Excerpts from a figure dataset:
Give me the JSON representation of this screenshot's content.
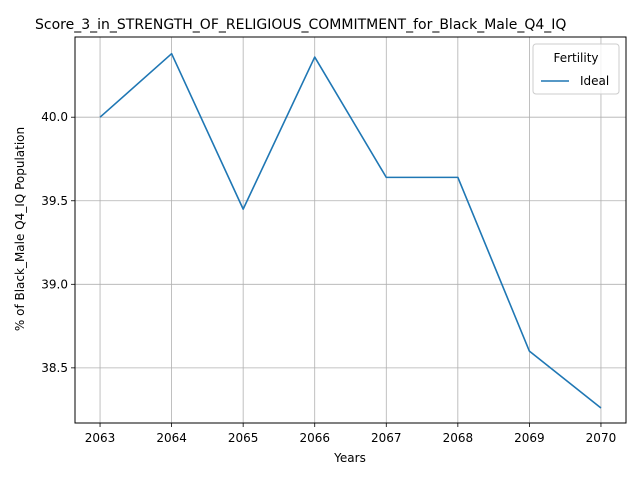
{
  "chart_data": {
    "type": "line",
    "title": "Score_3_in_STRENGTH_OF_RELIGIOUS_COMMITMENT_for_Black_Male_Q4_IQ",
    "xlabel": "Years",
    "ylabel": "% of Black_Male Q4_IQ Population",
    "x": [
      2063,
      2064,
      2065,
      2066,
      2067,
      2068,
      2069,
      2070
    ],
    "x_tick_labels": [
      "2063",
      "2064",
      "2065",
      "2066",
      "2067",
      "2068",
      "2069",
      "2070"
    ],
    "y_ticks": [
      38.5,
      39.0,
      39.5,
      40.0
    ],
    "y_tick_labels": [
      "38.5",
      "39.0",
      "39.5",
      "40.0"
    ],
    "xlim": [
      2062.65,
      2070.35
    ],
    "ylim": [
      38.17,
      40.48
    ],
    "grid": true,
    "legend": {
      "title": "Fertility",
      "position": "top-right"
    },
    "series": [
      {
        "name": "Ideal",
        "color": "#1f77b4",
        "values": [
          40.0,
          40.38,
          39.45,
          40.36,
          39.64,
          39.64,
          38.6,
          38.26
        ]
      }
    ]
  }
}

§ **THE REQUEST**:
Without the pictures, write out every entry precisely as it appears.

§ **SOLUTION**:
Give me the JSON representation of this screenshot's content.
{
  "chart_data": {
    "type": "line",
    "title": "Score_3_in_STRENGTH_OF_RELIGIOUS_COMMITMENT_for_Black_Male_Q4_IQ",
    "xlabel": "Years",
    "ylabel": "% of Black_Male Q4_IQ Population",
    "x": [
      2063,
      2064,
      2065,
      2066,
      2067,
      2068,
      2069,
      2070
    ],
    "x_tick_labels": [
      "2063",
      "2064",
      "2065",
      "2066",
      "2067",
      "2068",
      "2069",
      "2070"
    ],
    "y_ticks": [
      38.5,
      39.0,
      39.5,
      40.0
    ],
    "y_tick_labels": [
      "38.5",
      "39.0",
      "39.5",
      "40.0"
    ],
    "xlim": [
      2062.65,
      2070.35
    ],
    "ylim": [
      38.17,
      40.48
    ],
    "grid": true,
    "legend": {
      "title": "Fertility",
      "position": "top-right"
    },
    "series": [
      {
        "name": "Ideal",
        "color": "#1f77b4",
        "values": [
          40.0,
          40.38,
          39.45,
          40.36,
          39.64,
          39.64,
          38.6,
          38.26
        ]
      }
    ]
  }
}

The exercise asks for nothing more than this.